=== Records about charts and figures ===
==========
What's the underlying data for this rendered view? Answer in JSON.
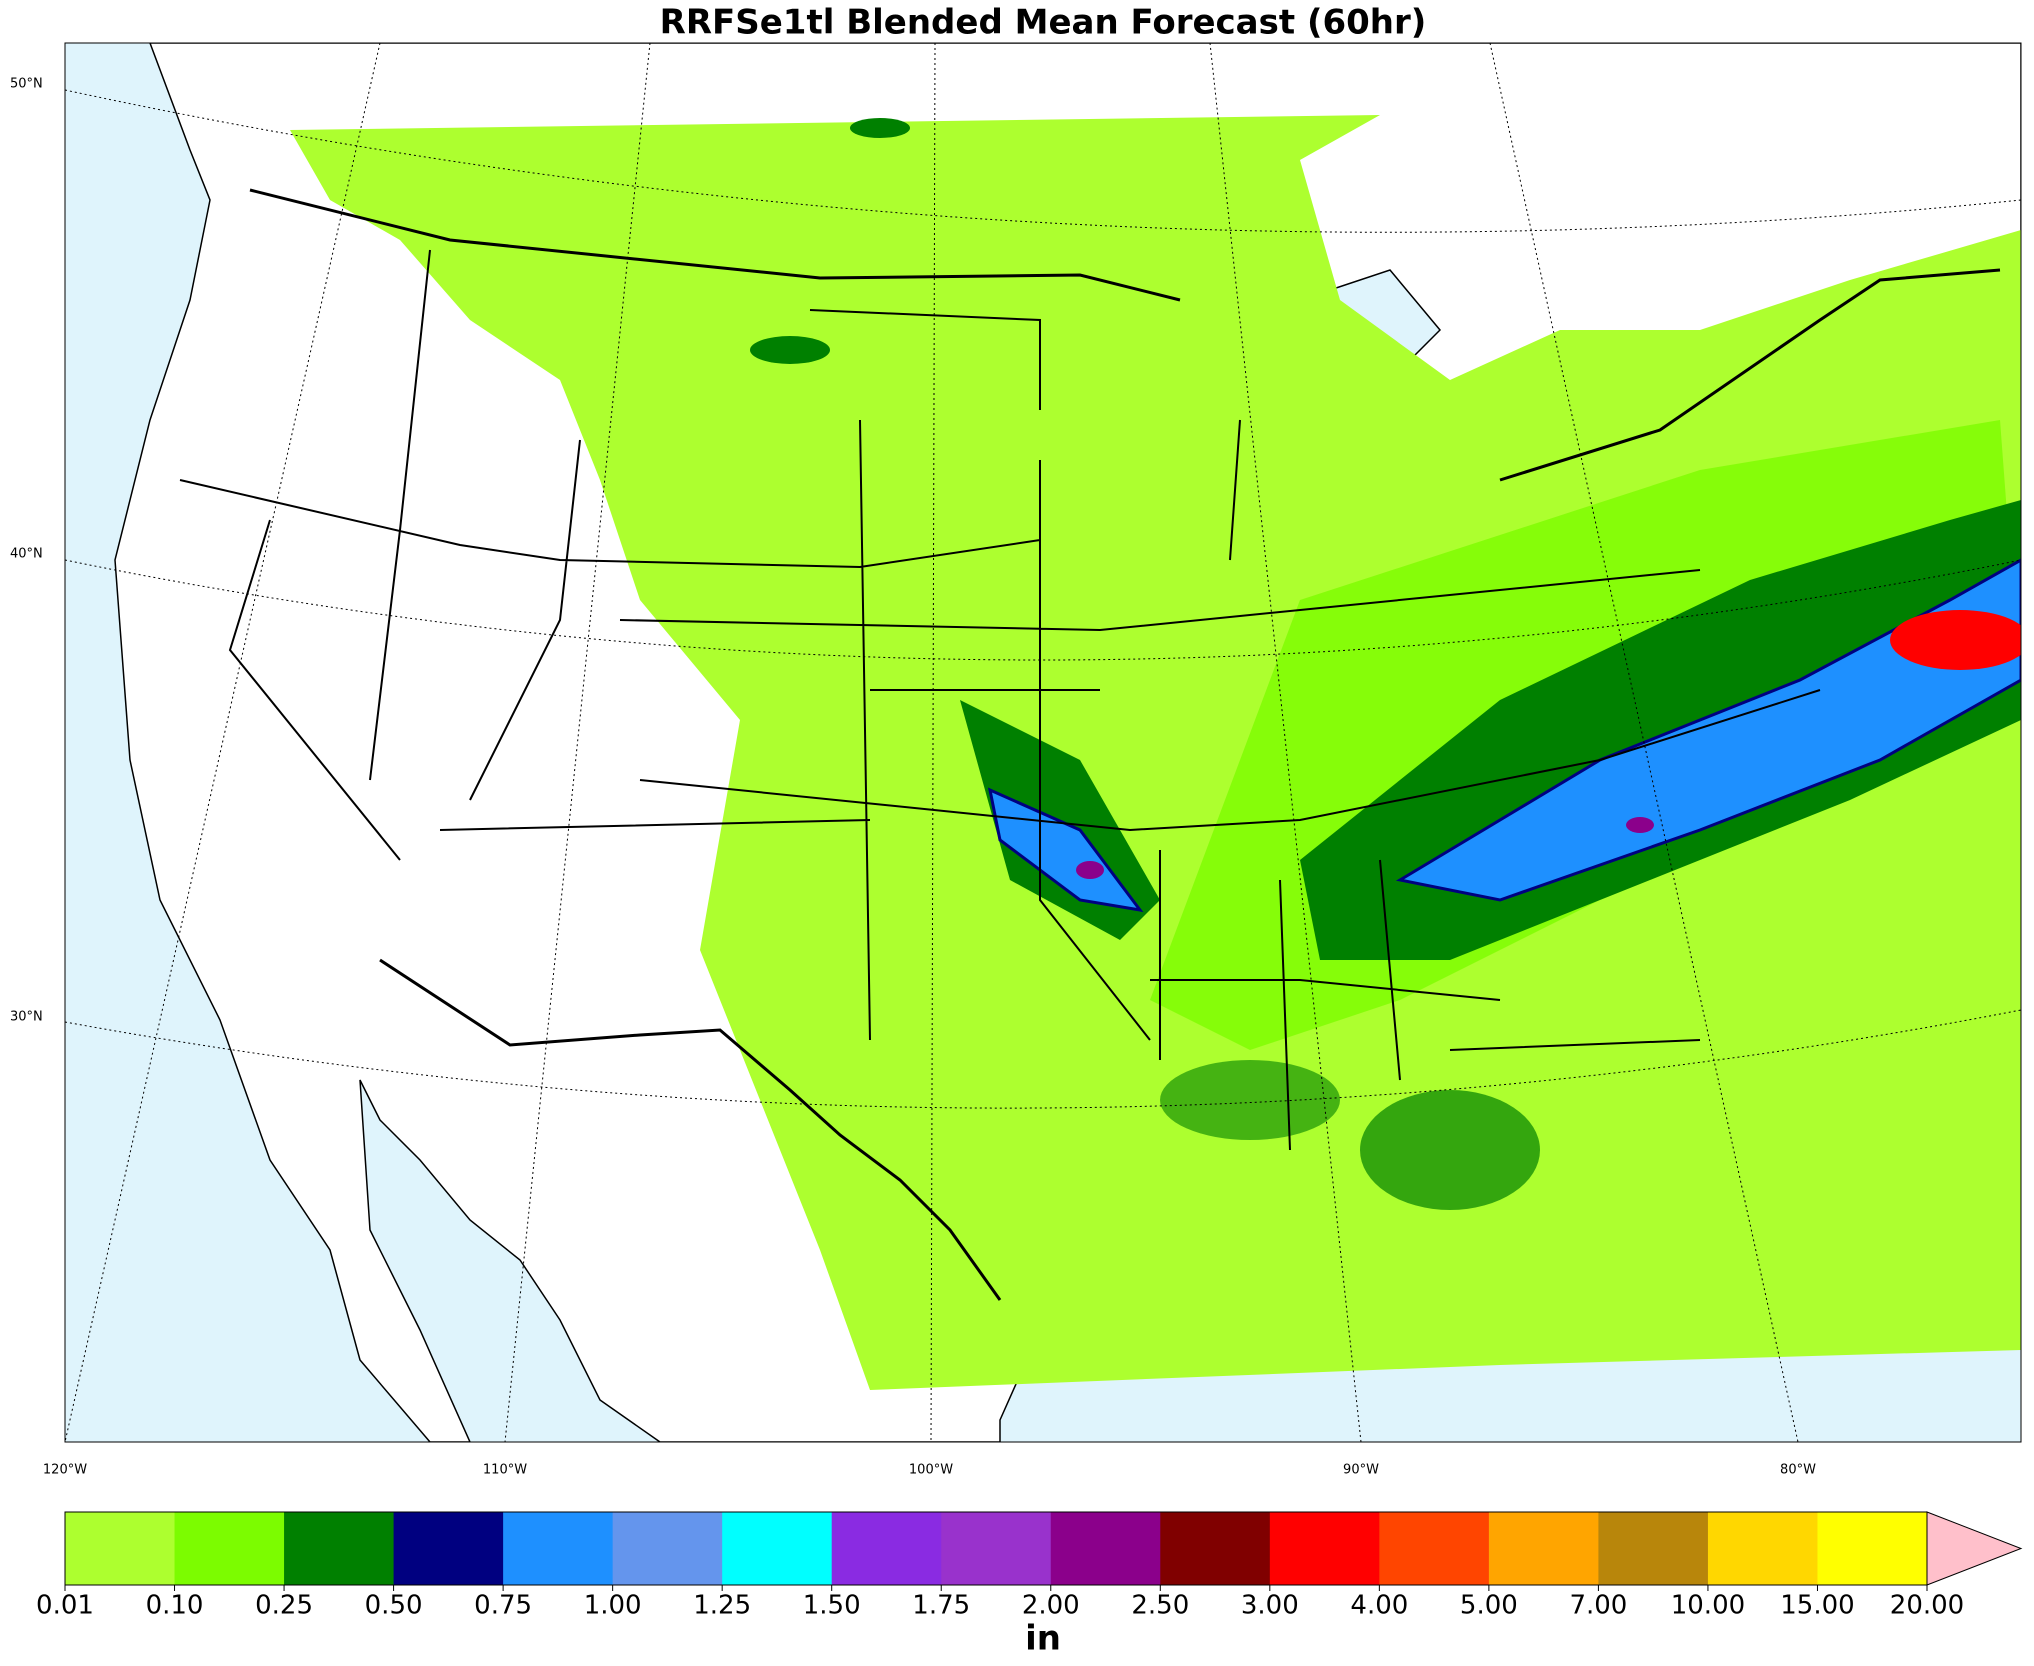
{
  "title": "RRFSe1tl Blended Mean Forecast (60hr)",
  "map": {
    "lat_labels": [
      "50°N",
      "40°N",
      "30°N"
    ],
    "lon_labels": [
      "120°W",
      "110°W",
      "100°W",
      "90°W",
      "80°W"
    ]
  },
  "colorbar": {
    "ticks": [
      "0.01",
      "0.10",
      "0.25",
      "0.50",
      "0.75",
      "1.00",
      "1.25",
      "1.50",
      "1.75",
      "2.00",
      "2.50",
      "3.00",
      "4.00",
      "5.00",
      "7.00",
      "10.00",
      "15.00",
      "20.00"
    ],
    "colors": [
      "#adff2f",
      "#7cfc00",
      "#008000",
      "#000080",
      "#1e90ff",
      "#6495ed",
      "#00ffff",
      "#8a2be2",
      "#9932cc",
      "#8b008b",
      "#800000",
      "#ff0000",
      "#ff4500",
      "#ffa500",
      "#b8860b",
      "#ffd700",
      "#ffff00"
    ],
    "extend_color": "#ffc0cb",
    "unit": "in"
  }
}
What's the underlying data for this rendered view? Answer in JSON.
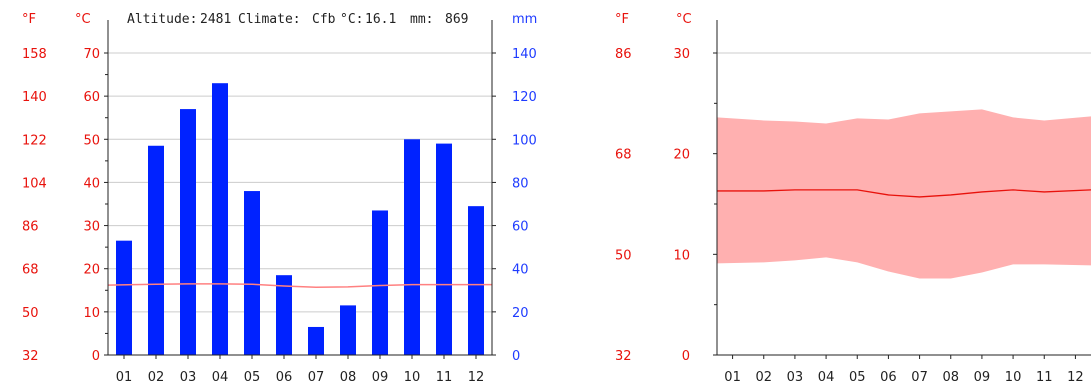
{
  "header": {
    "altitude_label": "Altitude:",
    "altitude_value": "2481",
    "climate_label": "Climate:",
    "climate_value": "Cfb",
    "temp_label": "°C:",
    "temp_value": "16.1",
    "precip_label": "mm:",
    "precip_value": "869"
  },
  "units": {
    "fahrenheit": "°F",
    "celsius": "°C",
    "mm": "mm"
  },
  "colors": {
    "temp": "#e8120c",
    "temp_line_chart1": "#ff8080",
    "temp_band": "#ffb0b0",
    "precip": "#0022ff",
    "axis": "#222222",
    "grid": "#cccccc"
  },
  "chart_data": [
    {
      "type": "bar",
      "categories": [
        "01",
        "02",
        "03",
        "04",
        "05",
        "06",
        "07",
        "08",
        "09",
        "10",
        "11",
        "12"
      ],
      "series": [
        {
          "values": [
            53,
            97,
            114,
            126,
            76,
            37,
            13,
            23,
            67,
            100,
            98,
            69
          ]
        }
      ],
      "line_series": [
        {
          "values": [
            16.2,
            16.4,
            16.5,
            16.5,
            16.4,
            16.0,
            15.7,
            15.8,
            16.1,
            16.3,
            16.3,
            16.3
          ]
        }
      ],
      "ylim_left_c": [
        0,
        70
      ],
      "yticks_left_c": [
        0,
        10,
        20,
        30,
        40,
        50,
        60,
        70
      ],
      "yticks_left_f": [
        32,
        50,
        68,
        86,
        104,
        122,
        140,
        158
      ],
      "ylim_right_mm": [
        0,
        140
      ],
      "yticks_right_mm": [
        0,
        20,
        40,
        60,
        80,
        100,
        120,
        140
      ],
      "grid": true
    },
    {
      "type": "area",
      "categories": [
        "01",
        "02",
        "03",
        "04",
        "05",
        "06",
        "07",
        "08",
        "09",
        "10",
        "11",
        "12"
      ],
      "mean": [
        16.3,
        16.3,
        16.4,
        16.4,
        16.4,
        15.9,
        15.7,
        15.9,
        16.2,
        16.4,
        16.2,
        16.4
      ],
      "max": [
        23.6,
        23.3,
        23.2,
        23.0,
        23.5,
        23.4,
        24.0,
        24.2,
        24.4,
        23.6,
        23.3,
        23.7
      ],
      "min": [
        9.1,
        9.2,
        9.4,
        9.7,
        9.2,
        8.3,
        7.6,
        7.6,
        8.2,
        9.0,
        9.0,
        8.9
      ],
      "ylim_c": [
        0,
        30
      ],
      "yticks_c": [
        0,
        10,
        20,
        30
      ],
      "yticks_f": [
        32,
        50,
        68,
        86
      ],
      "grid": true
    }
  ]
}
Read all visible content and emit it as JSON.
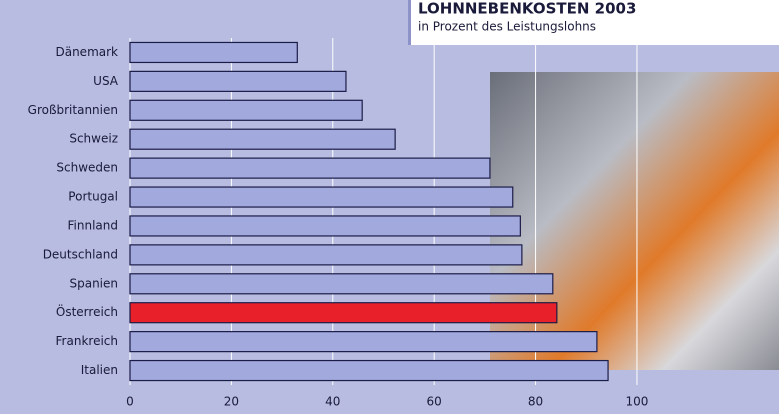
{
  "chart_data": {
    "type": "barh",
    "title": "LOHNNEBENKOSTEN 2003",
    "subtitle": "in Prozent des Leistungslohns",
    "categories": [
      "Dänemark",
      "USA",
      "Großbritannien",
      "Schweiz",
      "Schweden",
      "Portugal",
      "Finnland",
      "Deutschland",
      "Spanien",
      "Österreich",
      "Frankreich",
      "Italien"
    ],
    "values": [
      33,
      42.6,
      45.8,
      52.3,
      71,
      75.5,
      77,
      77.3,
      83.4,
      84.2,
      92.1,
      94.3
    ],
    "colors": [
      "#a1a9dd",
      "#a1a9dd",
      "#a1a9dd",
      "#a1a9dd",
      "#a1a9dd",
      "#a1a9dd",
      "#a1a9dd",
      "#a1a9dd",
      "#a1a9dd",
      "#e8202a",
      "#a1a9dd",
      "#a1a9dd"
    ],
    "xlim": [
      0,
      115
    ],
    "xticks": [
      0,
      20,
      40,
      60,
      80,
      100
    ],
    "grid": true
  }
}
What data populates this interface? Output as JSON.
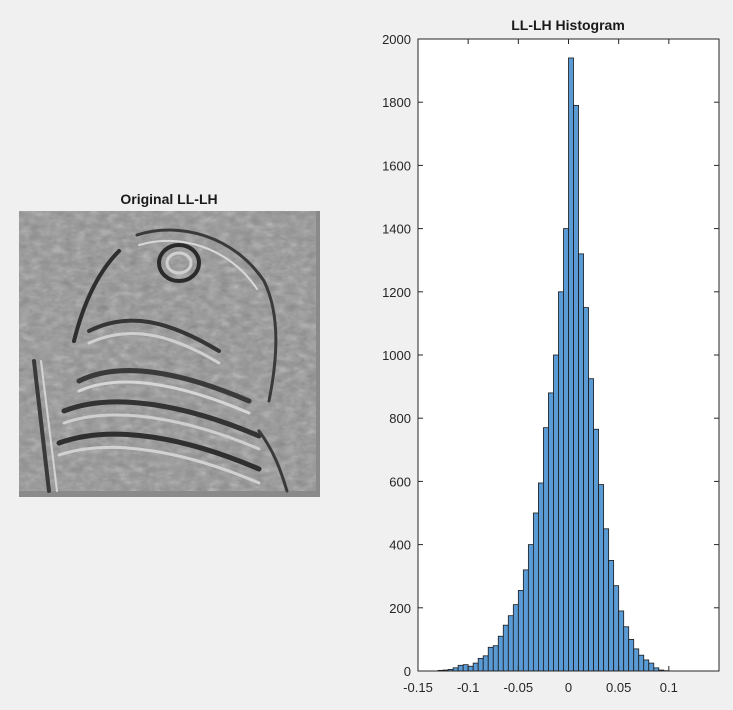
{
  "figure": {
    "left_title": "Original LL-LH",
    "right_title": "LL-LH Histogram"
  },
  "image_panel": {
    "content": "wavelet detail image (grayscale edge map of an owl)"
  },
  "chart_data": {
    "type": "bar",
    "title": "LL-LH Histogram",
    "xlabel": "",
    "ylabel": "",
    "xlim": [
      -0.15,
      0.15
    ],
    "ylim": [
      0,
      2000
    ],
    "grid": false,
    "bar_color": "#5b9bd5",
    "edge_color": "#1a1a1a",
    "xticks": [
      -0.15,
      -0.1,
      -0.05,
      0,
      0.05,
      0.1
    ],
    "xtick_labels": [
      "-0.15",
      "-0.1",
      "-0.05",
      "0",
      "0.05",
      "0.1"
    ],
    "yticks": [
      0,
      200,
      400,
      600,
      800,
      1000,
      1200,
      1400,
      1600,
      1800,
      2000
    ],
    "ytick_labels": [
      "0",
      "200",
      "400",
      "600",
      "800",
      "1000",
      "1200",
      "1400",
      "1600",
      "1800",
      "2000"
    ],
    "bin_start": -0.13,
    "bin_width": 0.005,
    "values": [
      2,
      3,
      5,
      10,
      18,
      20,
      15,
      25,
      40,
      48,
      75,
      80,
      110,
      145,
      175,
      210,
      255,
      320,
      400,
      500,
      595,
      770,
      880,
      1000,
      1200,
      1400,
      1940,
      1790,
      1320,
      1150,
      925,
      765,
      590,
      450,
      350,
      270,
      190,
      140,
      100,
      70,
      50,
      35,
      25,
      10,
      3,
      1
    ]
  }
}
==========
=== AIM ===
Leaving the pictures aside, transcribe the entire listing exactly.

=== RESPONSE TO THIS TASK ===
What's the underlying data for this rendered view? Answer in JSON.
{
  "title": "RRFSe1tl Blended Mean Forecast (60hr)",
  "map": {
    "lat_labels": [
      "50°N",
      "40°N",
      "30°N"
    ],
    "lon_labels": [
      "120°W",
      "110°W",
      "100°W",
      "90°W",
      "80°W"
    ]
  },
  "colorbar": {
    "ticks": [
      "0.01",
      "0.10",
      "0.25",
      "0.50",
      "0.75",
      "1.00",
      "1.25",
      "1.50",
      "1.75",
      "2.00",
      "2.50",
      "3.00",
      "4.00",
      "5.00",
      "7.00",
      "10.00",
      "15.00",
      "20.00"
    ],
    "colors": [
      "#adff2f",
      "#7cfc00",
      "#008000",
      "#000080",
      "#1e90ff",
      "#6495ed",
      "#00ffff",
      "#8a2be2",
      "#9932cc",
      "#8b008b",
      "#800000",
      "#ff0000",
      "#ff4500",
      "#ffa500",
      "#b8860b",
      "#ffd700",
      "#ffff00"
    ],
    "extend_color": "#ffc0cb",
    "unit": "in"
  }
}
What's the underlying data for this rendered view? Answer in JSON.
{
  "header": {
    "altitude_label": "Altitude:",
    "altitude_value": "2481",
    "climate_label": "Climate:",
    "climate_value": "Cfb",
    "temp_label": "°C:",
    "temp_value": "16.1",
    "precip_label": "mm:",
    "precip_value": "869"
  },
  "units": {
    "fahrenheit": "°F",
    "celsius": "°C",
    "mm": "mm"
  },
  "colors": {
    "temp": "#e8120c",
    "temp_line_chart1": "#ff8080",
    "temp_band": "#ffb0b0",
    "precip": "#0022ff",
    "axis": "#222222",
    "grid": "#cccccc"
  },
  "chart_data": [
    {
      "type": "bar",
      "categories": [
        "01",
        "02",
        "03",
        "04",
        "05",
        "06",
        "07",
        "08",
        "09",
        "10",
        "11",
        "12"
      ],
      "series": [
        {
          "values": [
            53,
            97,
            114,
            126,
            76,
            37,
            13,
            23,
            67,
            100,
            98,
            69
          ]
        }
      ],
      "line_series": [
        {
          "values": [
            16.2,
            16.4,
            16.5,
            16.5,
            16.4,
            16.0,
            15.7,
            15.8,
            16.1,
            16.3,
            16.3,
            16.3
          ]
        }
      ],
      "ylim_left_c": [
        0,
        70
      ],
      "yticks_left_c": [
        0,
        10,
        20,
        30,
        40,
        50,
        60,
        70
      ],
      "yticks_left_f": [
        32,
        50,
        68,
        86,
        104,
        122,
        140,
        158
      ],
      "ylim_right_mm": [
        0,
        140
      ],
      "yticks_right_mm": [
        0,
        20,
        40,
        60,
        80,
        100,
        120,
        140
      ],
      "grid": true
    },
    {
      "type": "area",
      "categories": [
        "01",
        "02",
        "03",
        "04",
        "05",
        "06",
        "07",
        "08",
        "09",
        "10",
        "11",
        "12"
      ],
      "mean": [
        16.3,
        16.3,
        16.4,
        16.4,
        16.4,
        15.9,
        15.7,
        15.9,
        16.2,
        16.4,
        16.2,
        16.4
      ],
      "max": [
        23.6,
        23.3,
        23.2,
        23.0,
        23.5,
        23.4,
        24.0,
        24.2,
        24.4,
        23.6,
        23.3,
        23.7
      ],
      "min": [
        9.1,
        9.2,
        9.4,
        9.7,
        9.2,
        8.3,
        7.6,
        7.6,
        8.2,
        9.0,
        9.0,
        8.9
      ],
      "ylim_c": [
        0,
        30
      ],
      "yticks_c": [
        0,
        10,
        20,
        30
      ],
      "yticks_f": [
        32,
        50,
        68,
        86
      ],
      "grid": true
    }
  ]
}
Read all visible content and emit it as JSON.
{
  "chart_data": {
    "type": "barh",
    "title": "LOHNNEBENKOSTEN 2003",
    "subtitle": "in Prozent des Leistungslohns",
    "categories": [
      "Dänemark",
      "USA",
      "Großbritannien",
      "Schweiz",
      "Schweden",
      "Portugal",
      "Finnland",
      "Deutschland",
      "Spanien",
      "Österreich",
      "Frankreich",
      "Italien"
    ],
    "values": [
      33,
      42.6,
      45.8,
      52.3,
      71,
      75.5,
      77,
      77.3,
      83.4,
      84.2,
      92.1,
      94.3
    ],
    "colors": [
      "#a1a9dd",
      "#a1a9dd",
      "#a1a9dd",
      "#a1a9dd",
      "#a1a9dd",
      "#a1a9dd",
      "#a1a9dd",
      "#a1a9dd",
      "#a1a9dd",
      "#e8202a",
      "#a1a9dd",
      "#a1a9dd"
    ],
    "xlim": [
      0,
      115
    ],
    "xticks": [
      0,
      20,
      40,
      60,
      80,
      100
    ],
    "grid": true
  }
}
What data populates this interface? Output as JSON.
{
  "figure": {
    "left_title": "Original LL-LH",
    "right_title": "LL-LH Histogram"
  },
  "image_panel": {
    "content": "wavelet detail image (grayscale edge map of an owl)"
  },
  "chart_data": {
    "type": "bar",
    "title": "LL-LH Histogram",
    "xlabel": "",
    "ylabel": "",
    "xlim": [
      -0.15,
      0.15
    ],
    "ylim": [
      0,
      2000
    ],
    "grid": false,
    "bar_color": "#5b9bd5",
    "edge_color": "#1a1a1a",
    "xticks": [
      -0.15,
      -0.1,
      -0.05,
      0,
      0.05,
      0.1
    ],
    "xtick_labels": [
      "-0.15",
      "-0.1",
      "-0.05",
      "0",
      "0.05",
      "0.1"
    ],
    "yticks": [
      0,
      200,
      400,
      600,
      800,
      1000,
      1200,
      1400,
      1600,
      1800,
      2000
    ],
    "ytick_labels": [
      "0",
      "200",
      "400",
      "600",
      "800",
      "1000",
      "1200",
      "1400",
      "1600",
      "1800",
      "2000"
    ],
    "bin_start": -0.13,
    "bin_width": 0.005,
    "values": [
      2,
      3,
      5,
      10,
      18,
      20,
      15,
      25,
      40,
      48,
      75,
      80,
      110,
      145,
      175,
      210,
      255,
      320,
      400,
      500,
      595,
      770,
      880,
      1000,
      1200,
      1400,
      1940,
      1790,
      1320,
      1150,
      925,
      765,
      590,
      450,
      350,
      270,
      190,
      140,
      100,
      70,
      50,
      35,
      25,
      10,
      3,
      1
    ]
  }
}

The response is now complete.